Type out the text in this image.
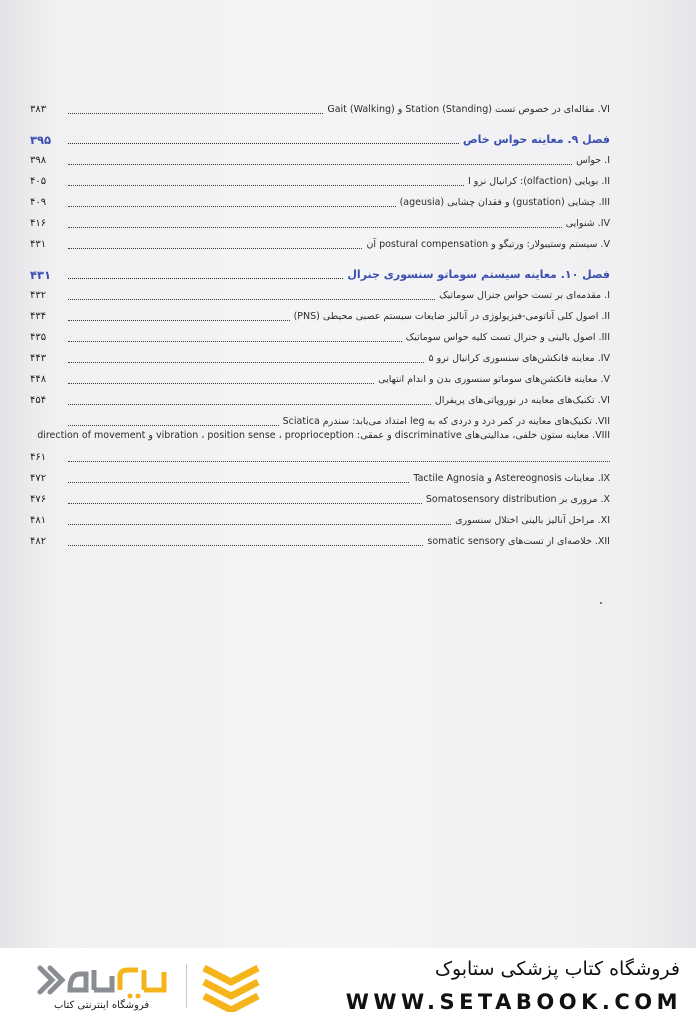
VI. مقاله‌ای در خصوص تست Station (Standing) و Gait (Walking)
۳۸۳
فصل ۹. معاینه حواس خاص
۳۹۵
I. حواس
۳۹۸
II. بویایی (olfaction): کرانیال نرو I
۴۰۵
III. چشایی (gustation) و فقدان چشایی (ageusia)
۴۰۹
IV. شنوایی
۴۱۶
V. سیستم وستیبولار: ورتیگو و postural compensation آن
۴۳۱
فصل ۱۰. معاینه سیستم سوماتو سنسوری جنرال
۴۳۱
I. مقدمه‌ای بر تست حواس جنرال سوماتیک
۴۳۲
II. اصول کلی آناتومی-فیزیولوژی در آنالیز ضایعات سیستم عصبی محیطی (PNS)
۴۳۴
III. اصول بالینی و جنرال تست کلیه حواس سوماتیک
۴۳۵
IV. معاینه فانکشن‌های سنسوری کرانیال نرو ۵
۴۴۳
V. معاینه فانکشن‌های سوماتو سنسوری بدن و اندام انتهایی
۴۴۸
VI. تکنیک‌های معاینه در نوروپاتی‌های پریفرال
۴۵۴
VII. تکنیک‌های معاینه در کمر درد و دردی که به leg امتداد می‌یابد: سندرم Sciatica
VIII. معاینه ستون خلفی، مدالیتی‌های discriminative و عمقی: vibration ، position sense ، proprioception و direction of movement
۴۶۱
IX. معاینات Astereognosis و Tactile Agnosia
۴۷۲
X. مروری بر Somatosensory distribution
۴۷۶
XI. مراحل آنالیز بالینی اختلال سنسوری
۴۸۱
XII. خلاصه‌ای از تست‌های somatic sensory
۴۸۲
فروشگاه اینترنتی کتاب
فروشگاه کتاب پزشکی ستابوک
WWW.SETABOOK.COM
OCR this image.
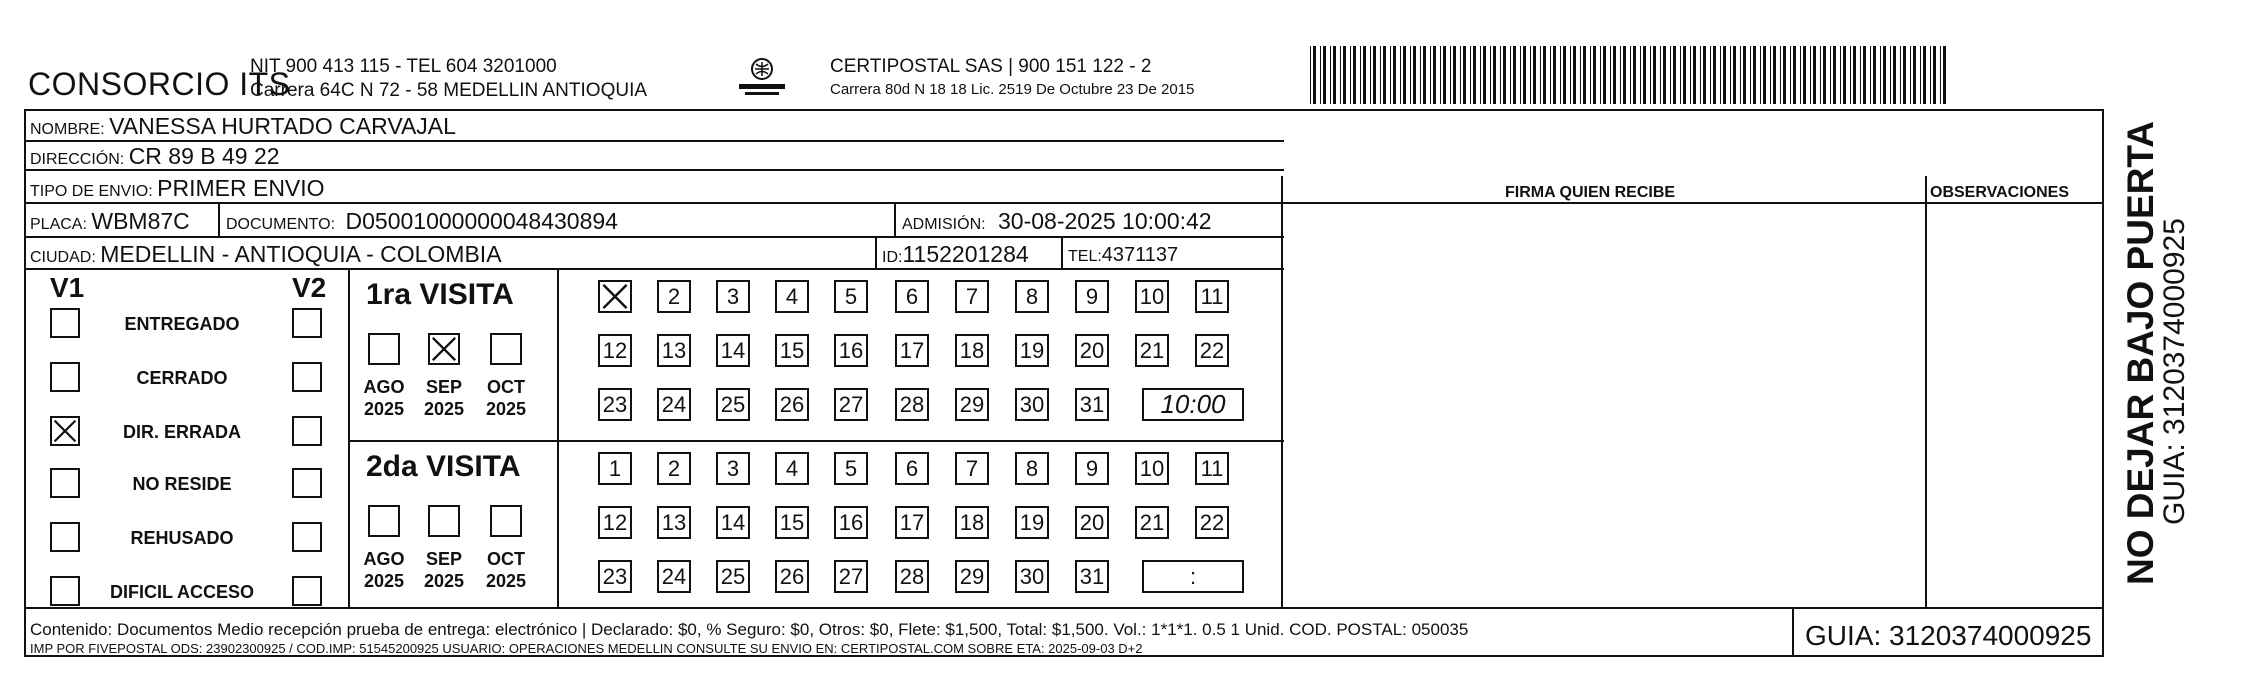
CONSORCIO ITS
NIT 900 413 115 - TEL 604 3201000
Carrera 64C N 72 - 58 MEDELLIN ANTIOQUIA
CERTIPOSTAL SAS | 900 151 122 - 2
Carrera 80d N 18 18 Lic. 2519 De Octubre 23 De 2015
FIRMA QUIEN RECIBE	OBSERVACIONES
NOMBRE: VANESSA HURTADO CARVAJAL
DIRECCIÓN: CR 89 B 49 22
TIPO DE ENVIO: PRIMER ENVIO
PLACA: WBM87C DOCUMENTO: D05001000000048430894	ADMISIÓN: 30-08-2025 10:00:42
CIUDAD: MEDELLIN - ANTIOQUIA - COLOMBIA	ID:1152201284 TEL:4371137
V1	V2
ENTREGADO
CERRADO
DIR. ERRADA
NO RESIDE
REHUSADO
DIFICIL ACCESO
1ra VISITA
AGO
2025
SEP
2025
OCT
2025
2	3	4	5	6	7	8	9	10 11
12 13 14 15 16 17 18 19 20 21 22
23 24 25 26 27 28 29 30 31	10:00
2da VISITA
AGO
2025
SEP
2025
OCT
2025
1	2	3	4	5	6	7	8	9	10 11
12 13 14 15 16 17 18 19 20 21 22
23 24 25 26 27 28 29 30 31	:
Contenido: Documentos Medio recepción prueba de entrega: electrónico | Declarado: $0, % Seguro: $0, Otros: $0, Flete: $1,500, Total: $1,500. Vol.: 1*1*1. 0.5 1 Unid. COD. POSTAL: 050035
IMP POR FIVEPOSTAL ODS: 23902300925 / COD.IMP: 51545200925 USUARIO: OPERACIONES MEDELLIN CONSULTE SU ENVIO EN: CERTIPOSTAL.COM SOBRE ETA: 2025-09-03 D+2	GUIA: 3120374000925
NO DEJAR BAJO PUERTA
GUIA: 3120374000925
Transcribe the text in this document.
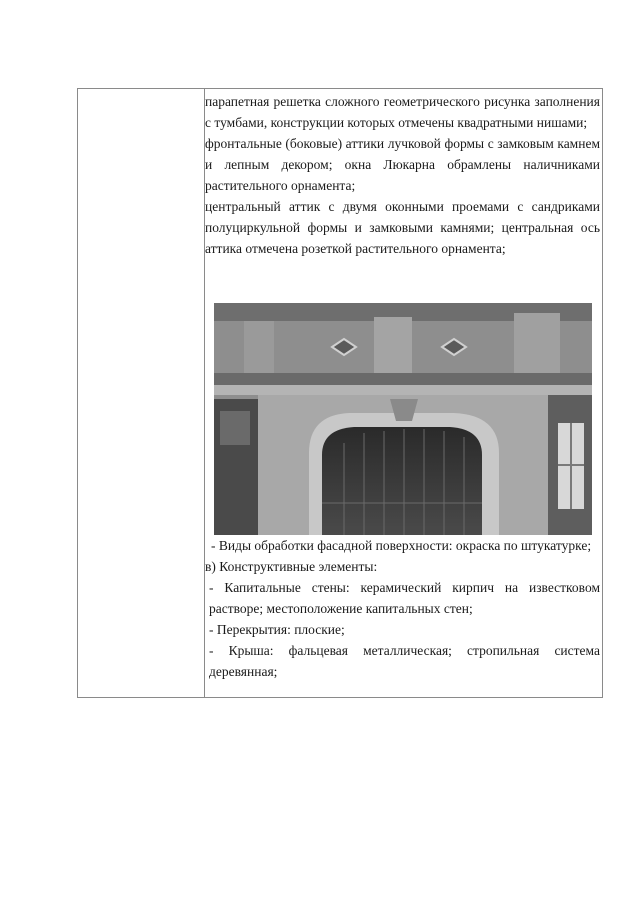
парапетная решетка сложного геометрического рисунка заполнения с тумбами, конструкции которых отмечены квадратными нишами;

фронтальные (боковые) аттики лучковой формы с замковым камнем и лепным декором; окна Люкарна обрамлены наличниками растительного орнамента;

центральный аттик с двумя оконными проемами с сандриками полуциркульной формы и замковыми камнями; центральная ось аттика отмечена розеткой растительного орнамента;

- Виды обработки фасадной поверхности: окраска по штукатурке;

в) Конструктивные элементы:

- Капитальные стены: керамический кирпич на известковом растворе; местоположение капитальных стен;

- Перекрытия: плоские;

- Крыша: фальцевая металлическая; стропильная система деревянная;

________

Of all the lines in the data above, state how many include "text". Say only the number.

Result -
2